Records from a data collection:
......

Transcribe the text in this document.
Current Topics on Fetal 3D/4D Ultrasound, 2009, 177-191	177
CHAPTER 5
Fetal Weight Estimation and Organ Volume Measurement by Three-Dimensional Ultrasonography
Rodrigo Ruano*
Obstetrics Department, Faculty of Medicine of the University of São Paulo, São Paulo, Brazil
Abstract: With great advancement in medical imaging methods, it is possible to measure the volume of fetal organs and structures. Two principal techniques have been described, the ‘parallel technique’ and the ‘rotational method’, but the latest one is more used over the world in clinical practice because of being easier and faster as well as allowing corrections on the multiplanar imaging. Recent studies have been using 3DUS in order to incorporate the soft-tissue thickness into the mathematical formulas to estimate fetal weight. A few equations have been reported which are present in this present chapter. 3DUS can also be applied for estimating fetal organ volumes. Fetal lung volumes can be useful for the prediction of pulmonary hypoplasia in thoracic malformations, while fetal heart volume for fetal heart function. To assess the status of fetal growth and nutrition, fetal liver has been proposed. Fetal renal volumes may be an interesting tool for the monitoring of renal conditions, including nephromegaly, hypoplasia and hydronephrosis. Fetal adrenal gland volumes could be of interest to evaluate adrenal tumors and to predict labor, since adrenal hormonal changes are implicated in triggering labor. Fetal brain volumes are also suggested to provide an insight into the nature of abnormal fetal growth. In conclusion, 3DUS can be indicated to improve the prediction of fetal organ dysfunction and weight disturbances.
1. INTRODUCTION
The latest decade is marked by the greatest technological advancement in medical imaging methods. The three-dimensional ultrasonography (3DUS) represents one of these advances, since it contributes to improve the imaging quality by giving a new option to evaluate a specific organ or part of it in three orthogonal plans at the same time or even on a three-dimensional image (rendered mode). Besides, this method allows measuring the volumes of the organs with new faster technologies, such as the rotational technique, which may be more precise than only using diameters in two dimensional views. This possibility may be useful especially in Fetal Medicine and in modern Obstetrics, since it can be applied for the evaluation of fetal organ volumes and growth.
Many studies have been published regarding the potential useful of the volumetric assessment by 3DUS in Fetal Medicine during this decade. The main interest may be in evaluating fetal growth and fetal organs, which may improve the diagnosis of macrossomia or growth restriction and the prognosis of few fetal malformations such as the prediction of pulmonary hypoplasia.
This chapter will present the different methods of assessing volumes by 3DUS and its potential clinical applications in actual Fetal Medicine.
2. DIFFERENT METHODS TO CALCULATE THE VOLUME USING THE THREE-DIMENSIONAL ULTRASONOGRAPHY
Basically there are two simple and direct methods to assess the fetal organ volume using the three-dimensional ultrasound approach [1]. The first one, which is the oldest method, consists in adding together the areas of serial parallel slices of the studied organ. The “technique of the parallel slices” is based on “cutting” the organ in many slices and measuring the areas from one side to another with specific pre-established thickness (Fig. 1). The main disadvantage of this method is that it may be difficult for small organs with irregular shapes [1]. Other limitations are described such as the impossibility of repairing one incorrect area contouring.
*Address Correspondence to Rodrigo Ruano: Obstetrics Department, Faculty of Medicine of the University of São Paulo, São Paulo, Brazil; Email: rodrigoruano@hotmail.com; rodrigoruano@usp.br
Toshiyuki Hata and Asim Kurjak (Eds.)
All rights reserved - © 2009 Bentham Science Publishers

......

TASK GOAL: Copy from the entries above each line in which the string "University" can be found.

EXPECTED ANSWER:
Obstetrics Department, Faculty of Medicine of the University of São Paulo, São Paulo, Brazil
*Address Correspondence to Rodrigo Ruano: Obstetrics Department, Faculty of Medicine of the University of São Paulo, São Paulo, Brazil; Email: rodrigoruano@hotmail.com; rodrigoruano@usp.br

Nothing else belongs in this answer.